▸ Stated task
Output every entry exactly as written, but omit the pictures.

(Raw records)

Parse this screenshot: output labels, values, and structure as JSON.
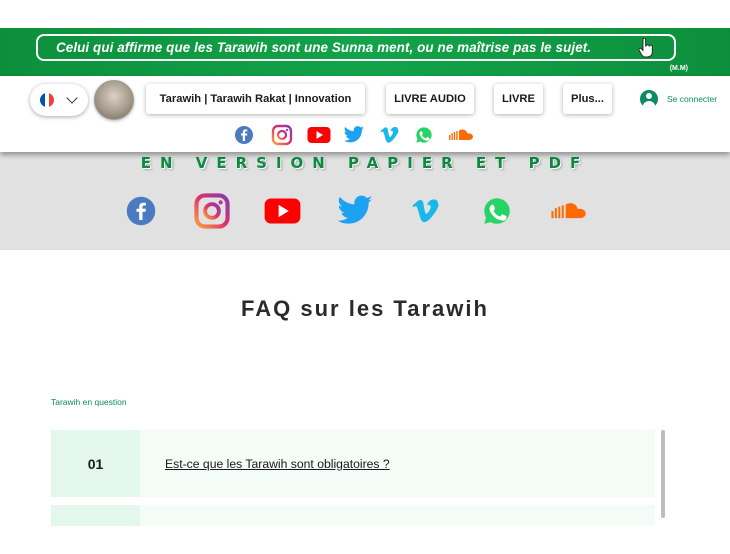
{
  "banner": {
    "quote": "Celui qui affirme que les Tarawih sont une Sunna ment, ou ne maîtrise pas le sujet.",
    "signature": "(M.M)"
  },
  "header": {
    "language": {
      "selected": "fr",
      "flag_colors": [
        "#0055a4",
        "#ffffff",
        "#ef4135"
      ]
    },
    "nav": [
      {
        "label": "Tarawih | Tarawih Rakat | Innovation"
      },
      {
        "label": "LIVRE AUDIO"
      },
      {
        "label": "LIVRE"
      },
      {
        "label": "Plus..."
      }
    ],
    "login_label": "Se connecter",
    "social_icons": [
      "facebook-icon",
      "instagram-icon",
      "youtube-icon",
      "twitter-icon",
      "vimeo-icon",
      "whatsapp-icon",
      "soundcloud-icon"
    ]
  },
  "band": {
    "title": "EN VERSION PAPIER ET PDF"
  },
  "main": {
    "title": "FAQ sur les Tarawih",
    "section_label": "Tarawih en question",
    "faq": [
      {
        "number": "01",
        "question": "Est-ce que les Tarawih sont obligatoires ?"
      },
      {
        "number": "",
        "question": ""
      }
    ]
  },
  "colors": {
    "brand_green": "#12a34a",
    "accent_teal": "#0b8a63",
    "facebook": "#4a7bc0",
    "youtube": "#ff0000",
    "twitter": "#1da1f2",
    "vimeo": "#1ab7ea",
    "whatsapp": "#25d366",
    "soundcloud": "#ff6a00"
  }
}
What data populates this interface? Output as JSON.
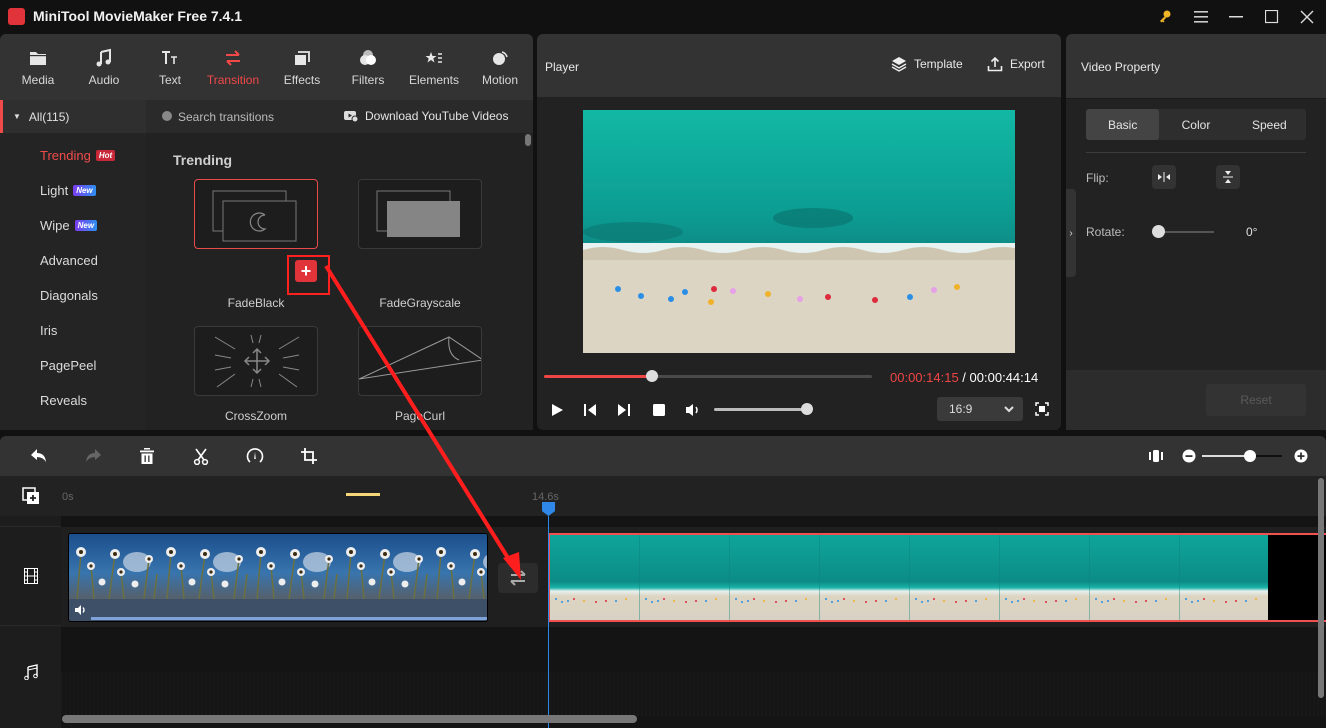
{
  "app": {
    "title": "MiniTool MovieMaker Free 7.4.1",
    "icons": {
      "key": "key-icon",
      "menu": "hamburger-menu-icon",
      "minimize": "minimize-icon",
      "maximize": "maximize-icon",
      "close": "close-icon"
    }
  },
  "toolbar": {
    "tabs": [
      {
        "label": "Media",
        "icon": "folder-icon"
      },
      {
        "label": "Audio",
        "icon": "music-note-icon"
      },
      {
        "label": "Text",
        "icon": "text-icon"
      },
      {
        "label": "Transition",
        "icon": "transition-arrows-icon",
        "active": true
      },
      {
        "label": "Effects",
        "icon": "effects-icon"
      },
      {
        "label": "Filters",
        "icon": "filters-icon"
      },
      {
        "label": "Elements",
        "icon": "elements-icon"
      },
      {
        "label": "Motion",
        "icon": "motion-icon"
      }
    ]
  },
  "library": {
    "category_header": "All(115)",
    "categories": [
      {
        "label": "Trending",
        "badge": "Hot",
        "active": true
      },
      {
        "label": "Light",
        "badge": "New"
      },
      {
        "label": "Wipe",
        "badge": "New"
      },
      {
        "label": "Advanced"
      },
      {
        "label": "Diagonals"
      },
      {
        "label": "Iris"
      },
      {
        "label": "PagePeel"
      },
      {
        "label": "Reveals"
      }
    ],
    "search_placeholder": "Search transitions",
    "download_label": "Download YouTube Videos",
    "section_title": "Trending",
    "items": [
      {
        "label": "FadeBlack",
        "selected": true
      },
      {
        "label": "FadeGrayscale"
      },
      {
        "label": "CrossZoom"
      },
      {
        "label": "PageCurl"
      }
    ],
    "add_label": "+"
  },
  "player": {
    "title": "Player",
    "template_label": "Template",
    "export_label": "Export",
    "current_time": "00:00:14:15",
    "separator": " / ",
    "total_time": "00:00:44:14",
    "progress_fraction": 0.33,
    "volume_fraction": 0.99,
    "aspect_ratio": "16:9"
  },
  "property": {
    "title": "Video Property",
    "tabs": [
      {
        "label": "Basic",
        "active": true
      },
      {
        "label": "Color"
      },
      {
        "label": "Speed"
      }
    ],
    "flip_label": "Flip:",
    "rotate_label": "Rotate:",
    "rotate_value": "0°",
    "reset_label": "Reset"
  },
  "timeline": {
    "ruler": {
      "start": "0s",
      "playhead": "14.6s"
    },
    "zoom_fraction": 0.6,
    "clips": [
      {
        "name": "flowers-clip",
        "type": "video"
      },
      {
        "name": "beach-clip",
        "type": "video",
        "selected": true
      }
    ]
  },
  "colors": {
    "accent": "#f04545",
    "playhead": "#2f87e8",
    "background": "#111111",
    "panel": "#222222"
  }
}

▸ Exercise result
Parse this screenshot: output labels, values, and structure as JSON.
{
  "banner": {
    "quote": "Celui qui affirme que les Tarawih sont une Sunna ment, ou ne maîtrise pas le sujet.",
    "signature": "(M.M)"
  },
  "header": {
    "language": {
      "selected": "fr",
      "flag_colors": [
        "#0055a4",
        "#ffffff",
        "#ef4135"
      ]
    },
    "nav": [
      {
        "label": "Tarawih | Tarawih Rakat | Innovation"
      },
      {
        "label": "LIVRE AUDIO"
      },
      {
        "label": "LIVRE"
      },
      {
        "label": "Plus..."
      }
    ],
    "login_label": "Se connecter",
    "social_icons": [
      "facebook-icon",
      "instagram-icon",
      "youtube-icon",
      "twitter-icon",
      "vimeo-icon",
      "whatsapp-icon",
      "soundcloud-icon"
    ]
  },
  "band": {
    "title": "EN VERSION PAPIER ET PDF"
  },
  "main": {
    "title": "FAQ sur les Tarawih",
    "section_label": "Tarawih en question",
    "faq": [
      {
        "number": "01",
        "question": "Est-ce que les Tarawih sont obligatoires ?"
      },
      {
        "number": "",
        "question": ""
      }
    ]
  },
  "colors": {
    "brand_green": "#12a34a",
    "accent_teal": "#0b8a63",
    "facebook": "#4a7bc0",
    "youtube": "#ff0000",
    "twitter": "#1da1f2",
    "vimeo": "#1ab7ea",
    "whatsapp": "#25d366",
    "soundcloud": "#ff6a00"
  }
}
What data populates this interface? Output as JSON.
{
  "app": {
    "title": "MiniTool MovieMaker Free 7.4.1",
    "icons": {
      "key": "key-icon",
      "menu": "hamburger-menu-icon",
      "minimize": "minimize-icon",
      "maximize": "maximize-icon",
      "close": "close-icon"
    }
  },
  "toolbar": {
    "tabs": [
      {
        "label": "Media",
        "icon": "folder-icon"
      },
      {
        "label": "Audio",
        "icon": "music-note-icon"
      },
      {
        "label": "Text",
        "icon": "text-icon"
      },
      {
        "label": "Transition",
        "icon": "transition-arrows-icon",
        "active": true
      },
      {
        "label": "Effects",
        "icon": "effects-icon"
      },
      {
        "label": "Filters",
        "icon": "filters-icon"
      },
      {
        "label": "Elements",
        "icon": "elements-icon"
      },
      {
        "label": "Motion",
        "icon": "motion-icon"
      }
    ]
  },
  "library": {
    "category_header": "All(115)",
    "categories": [
      {
        "label": "Trending",
        "badge": "Hot",
        "active": true
      },
      {
        "label": "Light",
        "badge": "New"
      },
      {
        "label": "Wipe",
        "badge": "New"
      },
      {
        "label": "Advanced"
      },
      {
        "label": "Diagonals"
      },
      {
        "label": "Iris"
      },
      {
        "label": "PagePeel"
      },
      {
        "label": "Reveals"
      }
    ],
    "search_placeholder": "Search transitions",
    "download_label": "Download YouTube Videos",
    "section_title": "Trending",
    "items": [
      {
        "label": "FadeBlack",
        "selected": true
      },
      {
        "label": "FadeGrayscale"
      },
      {
        "label": "CrossZoom"
      },
      {
        "label": "PageCurl"
      }
    ],
    "add_label": "+"
  },
  "player": {
    "title": "Player",
    "template_label": "Template",
    "export_label": "Export",
    "current_time": "00:00:14:15",
    "separator": " / ",
    "total_time": "00:00:44:14",
    "progress_fraction": 0.33,
    "volume_fraction": 0.99,
    "aspect_ratio": "16:9"
  },
  "property": {
    "title": "Video Property",
    "tabs": [
      {
        "label": "Basic",
        "active": true
      },
      {
        "label": "Color"
      },
      {
        "label": "Speed"
      }
    ],
    "flip_label": "Flip:",
    "rotate_label": "Rotate:",
    "rotate_value": "0°",
    "reset_label": "Reset"
  },
  "timeline": {
    "ruler": {
      "start": "0s",
      "playhead": "14.6s"
    },
    "zoom_fraction": 0.6,
    "clips": [
      {
        "name": "flowers-clip",
        "type": "video"
      },
      {
        "name": "beach-clip",
        "type": "video",
        "selected": true
      }
    ]
  },
  "colors": {
    "accent": "#f04545",
    "playhead": "#2f87e8",
    "background": "#111111",
    "panel": "#222222"
  }
}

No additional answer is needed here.